### To be done
Copy out each line that includes the word "xlabel".

### Data in this exercise
--- --- ---
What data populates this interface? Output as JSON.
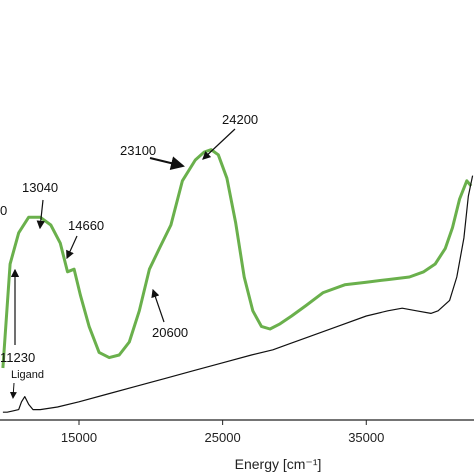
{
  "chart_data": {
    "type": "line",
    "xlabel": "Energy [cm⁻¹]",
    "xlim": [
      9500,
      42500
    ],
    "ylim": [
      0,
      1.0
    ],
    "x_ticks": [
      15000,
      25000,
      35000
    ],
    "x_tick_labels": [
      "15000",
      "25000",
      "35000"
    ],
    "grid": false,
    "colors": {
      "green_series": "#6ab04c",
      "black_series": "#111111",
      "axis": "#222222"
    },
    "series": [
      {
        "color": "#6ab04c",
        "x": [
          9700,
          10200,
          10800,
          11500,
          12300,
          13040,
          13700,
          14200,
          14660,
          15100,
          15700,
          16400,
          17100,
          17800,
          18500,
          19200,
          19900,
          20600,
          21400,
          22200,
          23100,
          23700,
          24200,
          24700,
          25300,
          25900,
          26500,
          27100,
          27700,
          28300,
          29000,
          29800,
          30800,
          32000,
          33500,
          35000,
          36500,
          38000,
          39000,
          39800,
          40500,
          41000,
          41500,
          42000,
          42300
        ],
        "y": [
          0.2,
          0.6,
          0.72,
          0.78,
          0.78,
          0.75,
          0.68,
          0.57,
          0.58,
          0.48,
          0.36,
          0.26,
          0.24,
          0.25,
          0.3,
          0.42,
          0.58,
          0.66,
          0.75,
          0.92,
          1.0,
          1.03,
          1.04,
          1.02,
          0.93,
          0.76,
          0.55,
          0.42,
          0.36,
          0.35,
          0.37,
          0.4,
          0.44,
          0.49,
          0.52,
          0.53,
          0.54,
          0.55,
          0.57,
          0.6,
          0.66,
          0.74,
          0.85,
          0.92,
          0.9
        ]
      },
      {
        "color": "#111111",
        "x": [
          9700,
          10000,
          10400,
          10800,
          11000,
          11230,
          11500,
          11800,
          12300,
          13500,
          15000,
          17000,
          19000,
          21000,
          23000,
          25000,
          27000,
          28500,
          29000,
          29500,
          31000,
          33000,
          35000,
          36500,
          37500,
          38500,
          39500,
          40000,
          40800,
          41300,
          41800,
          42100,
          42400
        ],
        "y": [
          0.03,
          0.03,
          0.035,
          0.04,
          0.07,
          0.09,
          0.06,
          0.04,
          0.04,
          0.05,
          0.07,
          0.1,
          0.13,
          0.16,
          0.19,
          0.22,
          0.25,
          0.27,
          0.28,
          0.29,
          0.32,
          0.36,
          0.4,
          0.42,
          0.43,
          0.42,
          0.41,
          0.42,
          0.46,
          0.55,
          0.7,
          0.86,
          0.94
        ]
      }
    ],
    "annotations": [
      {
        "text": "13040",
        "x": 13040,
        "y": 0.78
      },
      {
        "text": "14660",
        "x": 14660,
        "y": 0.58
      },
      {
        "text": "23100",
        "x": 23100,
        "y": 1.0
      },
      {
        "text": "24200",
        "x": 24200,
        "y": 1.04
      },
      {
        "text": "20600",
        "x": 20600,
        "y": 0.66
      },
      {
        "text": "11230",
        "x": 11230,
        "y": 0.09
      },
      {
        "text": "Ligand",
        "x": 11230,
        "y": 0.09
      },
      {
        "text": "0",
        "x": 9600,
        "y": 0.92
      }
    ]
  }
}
--- --- ---
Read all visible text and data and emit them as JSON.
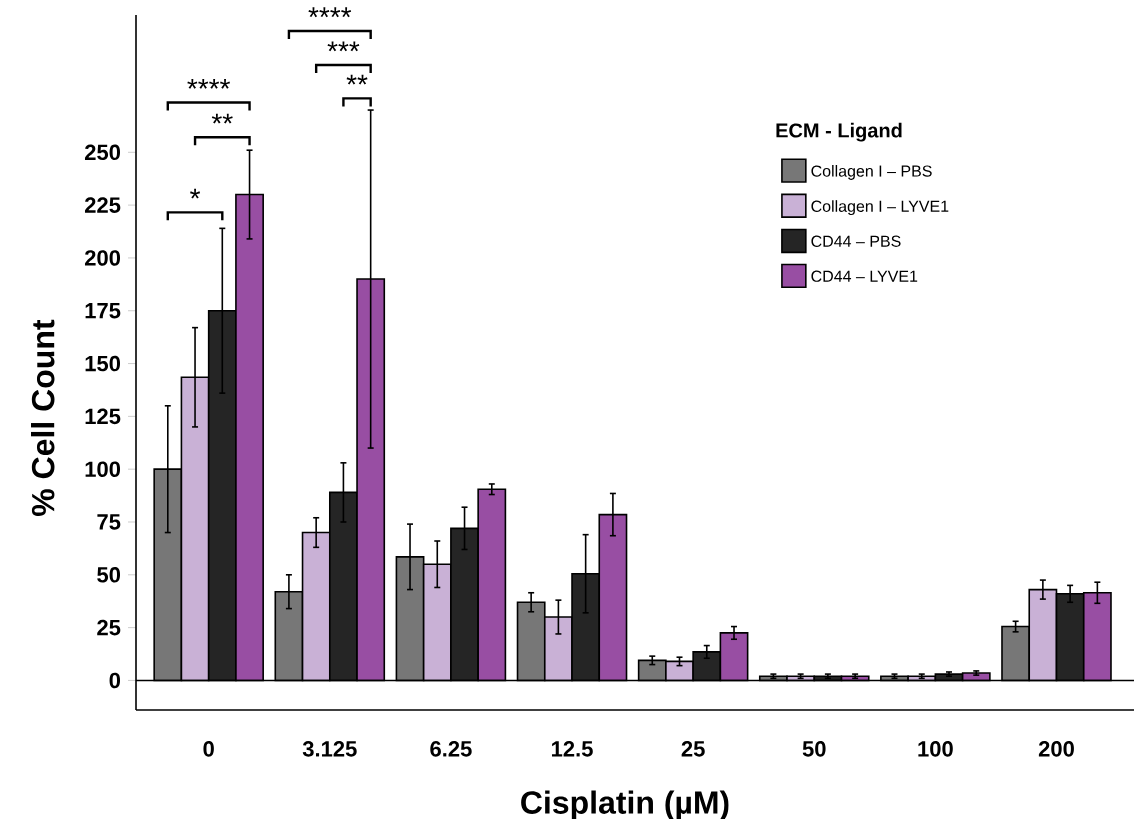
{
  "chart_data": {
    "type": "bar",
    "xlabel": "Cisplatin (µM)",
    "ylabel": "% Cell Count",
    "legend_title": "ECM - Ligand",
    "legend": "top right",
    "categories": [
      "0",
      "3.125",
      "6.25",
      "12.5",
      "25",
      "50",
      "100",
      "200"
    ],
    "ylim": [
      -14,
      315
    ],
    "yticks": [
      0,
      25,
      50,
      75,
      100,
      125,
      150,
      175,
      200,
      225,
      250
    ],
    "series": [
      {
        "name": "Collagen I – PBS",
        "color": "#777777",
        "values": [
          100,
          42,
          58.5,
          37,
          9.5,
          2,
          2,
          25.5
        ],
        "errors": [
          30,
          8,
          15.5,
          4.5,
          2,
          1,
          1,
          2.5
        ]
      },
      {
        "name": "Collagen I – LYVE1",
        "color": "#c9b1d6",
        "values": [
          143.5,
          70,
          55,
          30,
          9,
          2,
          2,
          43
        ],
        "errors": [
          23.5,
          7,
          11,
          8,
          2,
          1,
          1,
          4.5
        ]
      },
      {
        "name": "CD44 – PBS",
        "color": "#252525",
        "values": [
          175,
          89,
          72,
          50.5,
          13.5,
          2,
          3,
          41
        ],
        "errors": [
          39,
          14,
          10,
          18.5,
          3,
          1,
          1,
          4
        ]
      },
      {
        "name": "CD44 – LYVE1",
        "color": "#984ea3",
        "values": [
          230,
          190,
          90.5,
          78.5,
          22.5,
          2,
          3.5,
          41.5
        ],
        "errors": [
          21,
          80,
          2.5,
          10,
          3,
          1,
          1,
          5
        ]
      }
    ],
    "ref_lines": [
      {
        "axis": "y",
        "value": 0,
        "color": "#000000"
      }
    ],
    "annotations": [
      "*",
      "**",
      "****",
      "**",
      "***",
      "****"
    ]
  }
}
--- --- ---
### Complete response
    "xlabel": "Energy [cm⁻¹]",
    "xlabel": "Cisplatin (µM)",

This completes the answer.